THE EXERCISE:
Extract the complete data exactly as given.

SUPPLIED MATERIAL:
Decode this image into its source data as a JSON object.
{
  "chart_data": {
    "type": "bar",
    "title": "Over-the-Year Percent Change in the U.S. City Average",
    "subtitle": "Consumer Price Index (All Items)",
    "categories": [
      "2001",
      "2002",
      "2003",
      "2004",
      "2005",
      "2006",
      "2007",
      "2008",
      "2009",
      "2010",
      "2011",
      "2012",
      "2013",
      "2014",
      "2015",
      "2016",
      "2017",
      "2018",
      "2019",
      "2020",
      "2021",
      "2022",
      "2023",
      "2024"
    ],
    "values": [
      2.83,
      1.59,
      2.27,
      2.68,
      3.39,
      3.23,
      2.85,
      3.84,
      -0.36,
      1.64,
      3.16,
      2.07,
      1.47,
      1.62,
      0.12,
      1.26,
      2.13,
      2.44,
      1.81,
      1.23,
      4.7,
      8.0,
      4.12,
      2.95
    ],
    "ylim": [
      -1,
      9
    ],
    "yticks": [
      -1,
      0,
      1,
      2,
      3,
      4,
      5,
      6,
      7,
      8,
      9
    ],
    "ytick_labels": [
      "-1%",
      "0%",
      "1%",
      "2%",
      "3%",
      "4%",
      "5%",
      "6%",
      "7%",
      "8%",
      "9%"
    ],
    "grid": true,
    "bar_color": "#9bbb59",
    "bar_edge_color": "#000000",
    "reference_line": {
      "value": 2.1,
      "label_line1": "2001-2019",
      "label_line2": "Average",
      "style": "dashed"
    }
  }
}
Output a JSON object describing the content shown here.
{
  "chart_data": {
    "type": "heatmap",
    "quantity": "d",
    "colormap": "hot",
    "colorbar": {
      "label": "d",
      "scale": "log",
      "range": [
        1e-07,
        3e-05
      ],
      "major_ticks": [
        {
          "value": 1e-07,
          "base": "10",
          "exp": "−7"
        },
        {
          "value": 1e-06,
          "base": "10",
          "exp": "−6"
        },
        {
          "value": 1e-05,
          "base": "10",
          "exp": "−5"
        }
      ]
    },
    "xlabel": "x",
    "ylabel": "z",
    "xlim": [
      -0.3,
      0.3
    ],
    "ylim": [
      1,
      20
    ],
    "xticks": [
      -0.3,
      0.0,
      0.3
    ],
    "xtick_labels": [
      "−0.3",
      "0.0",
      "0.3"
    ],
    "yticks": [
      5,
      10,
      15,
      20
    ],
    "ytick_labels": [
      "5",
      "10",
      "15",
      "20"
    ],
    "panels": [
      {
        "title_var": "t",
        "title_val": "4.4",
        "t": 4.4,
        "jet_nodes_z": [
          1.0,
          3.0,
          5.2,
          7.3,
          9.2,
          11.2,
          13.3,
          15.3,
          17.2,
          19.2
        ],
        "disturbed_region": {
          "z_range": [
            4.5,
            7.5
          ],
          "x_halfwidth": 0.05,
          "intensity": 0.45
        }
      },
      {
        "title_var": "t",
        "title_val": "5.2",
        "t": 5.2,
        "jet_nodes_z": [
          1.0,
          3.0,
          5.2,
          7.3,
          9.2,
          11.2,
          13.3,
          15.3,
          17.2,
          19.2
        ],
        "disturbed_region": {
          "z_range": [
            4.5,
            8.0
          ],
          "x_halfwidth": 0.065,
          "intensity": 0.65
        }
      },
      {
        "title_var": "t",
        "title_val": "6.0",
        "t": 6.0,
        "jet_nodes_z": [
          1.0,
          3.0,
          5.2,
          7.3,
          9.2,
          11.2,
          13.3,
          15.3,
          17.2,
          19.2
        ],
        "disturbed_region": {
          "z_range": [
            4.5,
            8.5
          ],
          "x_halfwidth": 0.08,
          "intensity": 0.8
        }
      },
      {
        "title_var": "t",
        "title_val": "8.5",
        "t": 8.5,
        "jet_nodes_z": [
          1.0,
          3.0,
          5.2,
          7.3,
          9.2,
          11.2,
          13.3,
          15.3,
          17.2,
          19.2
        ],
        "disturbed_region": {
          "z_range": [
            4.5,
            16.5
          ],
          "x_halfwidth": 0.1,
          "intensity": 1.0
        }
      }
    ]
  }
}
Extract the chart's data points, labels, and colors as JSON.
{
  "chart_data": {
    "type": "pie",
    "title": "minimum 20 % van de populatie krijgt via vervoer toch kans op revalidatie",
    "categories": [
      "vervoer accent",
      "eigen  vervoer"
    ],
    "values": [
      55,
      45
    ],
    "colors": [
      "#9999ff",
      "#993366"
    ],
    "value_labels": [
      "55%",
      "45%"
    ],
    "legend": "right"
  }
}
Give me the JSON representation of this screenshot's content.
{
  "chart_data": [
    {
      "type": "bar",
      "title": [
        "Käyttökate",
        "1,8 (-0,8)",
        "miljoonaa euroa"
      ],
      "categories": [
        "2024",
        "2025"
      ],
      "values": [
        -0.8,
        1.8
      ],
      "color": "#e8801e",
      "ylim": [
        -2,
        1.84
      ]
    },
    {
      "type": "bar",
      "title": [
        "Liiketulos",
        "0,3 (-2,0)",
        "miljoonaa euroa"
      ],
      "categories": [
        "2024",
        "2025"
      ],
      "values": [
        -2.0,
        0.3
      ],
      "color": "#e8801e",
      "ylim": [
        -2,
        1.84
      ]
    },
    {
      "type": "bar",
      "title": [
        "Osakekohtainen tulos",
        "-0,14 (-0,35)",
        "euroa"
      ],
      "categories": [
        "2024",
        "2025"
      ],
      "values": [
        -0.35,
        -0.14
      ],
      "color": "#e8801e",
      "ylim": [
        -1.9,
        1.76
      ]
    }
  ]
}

RESULT FOR THIS EXERCISE:
Decode this image into its source data as a JSON object.
{
  "chart_data": {
    "type": "bar",
    "title": "Over-the-Year Percent Change in the U.S. City Average",
    "subtitle": "Consumer Price Index (All Items)",
    "categories": [
      "2001",
      "2002",
      "2003",
      "2004",
      "2005",
      "2006",
      "2007",
      "2008",
      "2009",
      "2010",
      "2011",
      "2012",
      "2013",
      "2014",
      "2015",
      "2016",
      "2017",
      "2018",
      "2019",
      "2020",
      "2021",
      "2022",
      "2023",
      "2024"
    ],
    "values": [
      2.83,
      1.59,
      2.27,
      2.68,
      3.39,
      3.23,
      2.85,
      3.84,
      -0.36,
      1.64,
      3.16,
      2.07,
      1.47,
      1.62,
      0.12,
      1.26,
      2.13,
      2.44,
      1.81,
      1.23,
      4.7,
      8.0,
      4.12,
      2.95
    ],
    "ylim": [
      -1,
      9
    ],
    "yticks": [
      -1,
      0,
      1,
      2,
      3,
      4,
      5,
      6,
      7,
      8,
      9
    ],
    "ytick_labels": [
      "-1%",
      "0%",
      "1%",
      "2%",
      "3%",
      "4%",
      "5%",
      "6%",
      "7%",
      "8%",
      "9%"
    ],
    "grid": true,
    "bar_color": "#9bbb59",
    "bar_edge_color": "#000000",
    "reference_line": {
      "value": 2.1,
      "label_line1": "2001-2019",
      "label_line2": "Average",
      "style": "dashed"
    }
  }
}
Output a JSON object describing the content shown here.
{
  "chart_data": {
    "type": "heatmap",
    "quantity": "d",
    "colormap": "hot",
    "colorbar": {
      "label": "d",
      "scale": "log",
      "range": [
        1e-07,
        3e-05
      ],
      "major_ticks": [
        {
          "value": 1e-07,
          "base": "10",
          "exp": "−7"
        },
        {
          "value": 1e-06,
          "base": "10",
          "exp": "−6"
        },
        {
          "value": 1e-05,
          "base": "10",
          "exp": "−5"
        }
      ]
    },
    "xlabel": "x",
    "ylabel": "z",
    "xlim": [
      -0.3,
      0.3
    ],
    "ylim": [
      1,
      20
    ],
    "xticks": [
      -0.3,
      0.0,
      0.3
    ],
    "xtick_labels": [
      "−0.3",
      "0.0",
      "0.3"
    ],
    "yticks": [
      5,
      10,
      15,
      20
    ],
    "ytick_labels": [
      "5",
      "10",
      "15",
      "20"
    ],
    "panels": [
      {
        "title_var": "t",
        "title_val": "4.4",
        "t": 4.4,
        "jet_nodes_z": [
          1.0,
          3.0,
          5.2,
          7.3,
          9.2,
          11.2,
          13.3,
          15.3,
          17.2,
          19.2
        ],
        "disturbed_region": {
          "z_range": [
            4.5,
            7.5
          ],
          "x_halfwidth": 0.05,
          "intensity": 0.45
        }
      },
      {
        "title_var": "t",
        "title_val": "5.2",
        "t": 5.2,
        "jet_nodes_z": [
          1.0,
          3.0,
          5.2,
          7.3,
          9.2,
          11.2,
          13.3,
          15.3,
          17.2,
          19.2
        ],
        "disturbed_region": {
          "z_range": [
            4.5,
            8.0
          ],
          "x_halfwidth": 0.065,
          "intensity": 0.65
        }
      },
      {
        "title_var": "t",
        "title_val": "6.0",
        "t": 6.0,
        "jet_nodes_z": [
          1.0,
          3.0,
          5.2,
          7.3,
          9.2,
          11.2,
          13.3,
          15.3,
          17.2,
          19.2
        ],
        "disturbed_region": {
          "z_range": [
            4.5,
            8.5
          ],
          "x_halfwidth": 0.08,
          "intensity": 0.8
        }
      },
      {
        "title_var": "t",
        "title_val": "8.5",
        "t": 8.5,
        "jet_nodes_z": [
          1.0,
          3.0,
          5.2,
          7.3,
          9.2,
          11.2,
          13.3,
          15.3,
          17.2,
          19.2
        ],
        "disturbed_region": {
          "z_range": [
            4.5,
            16.5
          ],
          "x_halfwidth": 0.1,
          "intensity": 1.0
        }
      }
    ]
  }
}
Extract the chart's data points, labels, and colors as JSON.
{
  "chart_data": {
    "type": "pie",
    "title": "minimum 20 % van de populatie krijgt via vervoer toch kans op revalidatie",
    "categories": [
      "vervoer accent",
      "eigen  vervoer"
    ],
    "values": [
      55,
      45
    ],
    "colors": [
      "#9999ff",
      "#993366"
    ],
    "value_labels": [
      "55%",
      "45%"
    ],
    "legend": "right"
  }
}
Give me the JSON representation of this screenshot's content.
{
  "chart_data": [
    {
      "type": "bar",
      "title": [
        "Käyttökate",
        "1,8 (-0,8)",
        "miljoonaa euroa"
      ],
      "categories": [
        "2024",
        "2025"
      ],
      "values": [
        -0.8,
        1.8
      ],
      "color": "#e8801e",
      "ylim": [
        -2,
        1.84
      ]
    },
    {
      "type": "bar",
      "title": [
        "Liiketulos",
        "0,3 (-2,0)",
        "miljoonaa euroa"
      ],
      "categories": [
        "2024",
        "2025"
      ],
      "values": [
        -2.0,
        0.3
      ],
      "color": "#e8801e",
      "ylim": [
        -2,
        1.84
      ]
    },
    {
      "type": "bar",
      "title": [
        "Osakekohtainen tulos",
        "-0,14 (-0,35)",
        "euroa"
      ],
      "categories": [
        "2024",
        "2025"
      ],
      "values": [
        -0.35,
        -0.14
      ],
      "color": "#e8801e",
      "ylim": [
        -1.9,
        1.76
      ]
    }
  ]
}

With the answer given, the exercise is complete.